YOUR INSTRUCTIONS » Only the pictures stay out; every record is to be quoted exactly.

ROWS »

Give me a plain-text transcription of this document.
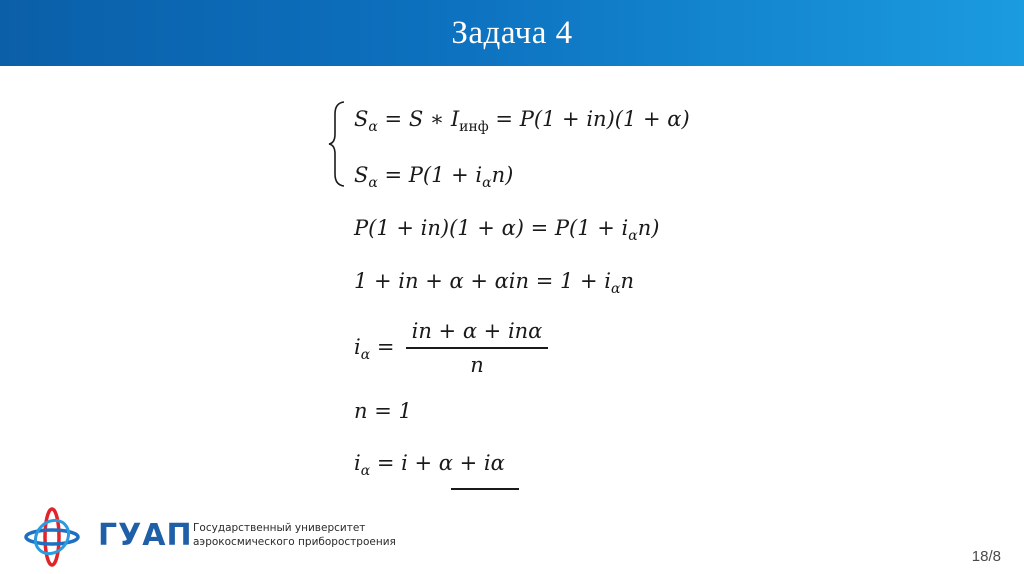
Задача 4
$S_\alpha = S$ ∗ $I_{инф} = P(1 + in)(1 + \alpha)$
$S_\alpha = P(1 + i_\alpha n)$
$P(1 + in)(1 + \alpha) = P(1 + i_\alpha n)$
1 + in + $\alpha + \alpha in = 1 + i_\alpha n$
$i_\alpha$ =
in + α + inα
n
n = 1
$i_\alpha = i + \alpha + i\alpha$
ГУАП Государственный университет
аэрокосмического приборостроения
18/8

ANSWER IN FULL »
Give me a plain-text transcription of this document.
Задача 4
$S_\alpha = S$ ∗ $I_{инф} = P(1 + in)(1 + \alpha)$
$S_\alpha = P(1 + i_\alpha n)$
$P(1 + in)(1 + \alpha) = P(1 + i_\alpha n)$
1 + in + $\alpha + \alpha in = 1 + i_\alpha n$
$i_\alpha$ =
in + α + inα
n
n = 1
$i_\alpha = i + \alpha + i\alpha$
ГУАП Государственный университет
аэрокосмического приборостроения
18/8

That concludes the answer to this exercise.